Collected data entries
────────────────────────────────────────
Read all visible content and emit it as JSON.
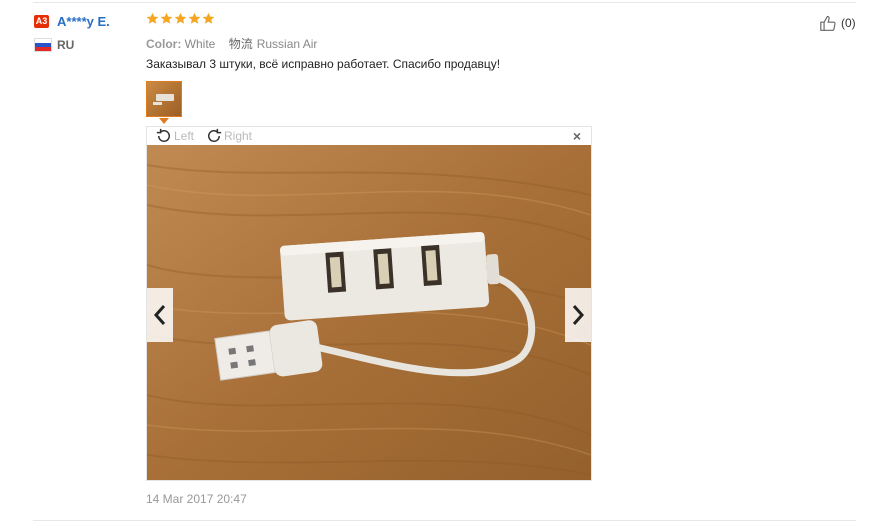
{
  "reviewer": {
    "level_badge": "A3",
    "name": "A****y E.",
    "country_code": "RU"
  },
  "rating": {
    "stars": 5,
    "max": 5,
    "color": "#f5a623"
  },
  "order_info": {
    "color_label": "Color:",
    "color_value": "White",
    "shipping_label": "物流",
    "shipping_value": "Russian Air"
  },
  "review": {
    "text": "Заказывал 3 штуки, всё исправно работает. Спасибо продавцу!",
    "date": "14 Mar 2017 20:47"
  },
  "viewer": {
    "rotate_left_label": "Left",
    "rotate_right_label": "Right",
    "close_glyph": "×"
  },
  "helpful": {
    "count": "(0)"
  },
  "colors": {
    "name_link": "#2a6fc5",
    "badge": "#e62e04",
    "thumb_border": "#e07b20"
  }
}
────────────────────────────────────────
◆ What you are asked to do
All of the data above should be transcribed verbatim, with pictures omitted.

◆ Output
Read all visible content and emit it as JSON.
{
  "reviewer": {
    "level_badge": "A3",
    "name": "A****y E.",
    "country_code": "RU"
  },
  "rating": {
    "stars": 5,
    "max": 5,
    "color": "#f5a623"
  },
  "order_info": {
    "color_label": "Color:",
    "color_value": "White",
    "shipping_label": "物流",
    "shipping_value": "Russian Air"
  },
  "review": {
    "text": "Заказывал 3 штуки, всё исправно работает. Спасибо продавцу!",
    "date": "14 Mar 2017 20:47"
  },
  "viewer": {
    "rotate_left_label": "Left",
    "rotate_right_label": "Right",
    "close_glyph": "×"
  },
  "helpful": {
    "count": "(0)"
  },
  "colors": {
    "name_link": "#2a6fc5",
    "badge": "#e62e04",
    "thumb_border": "#e07b20"
  }
}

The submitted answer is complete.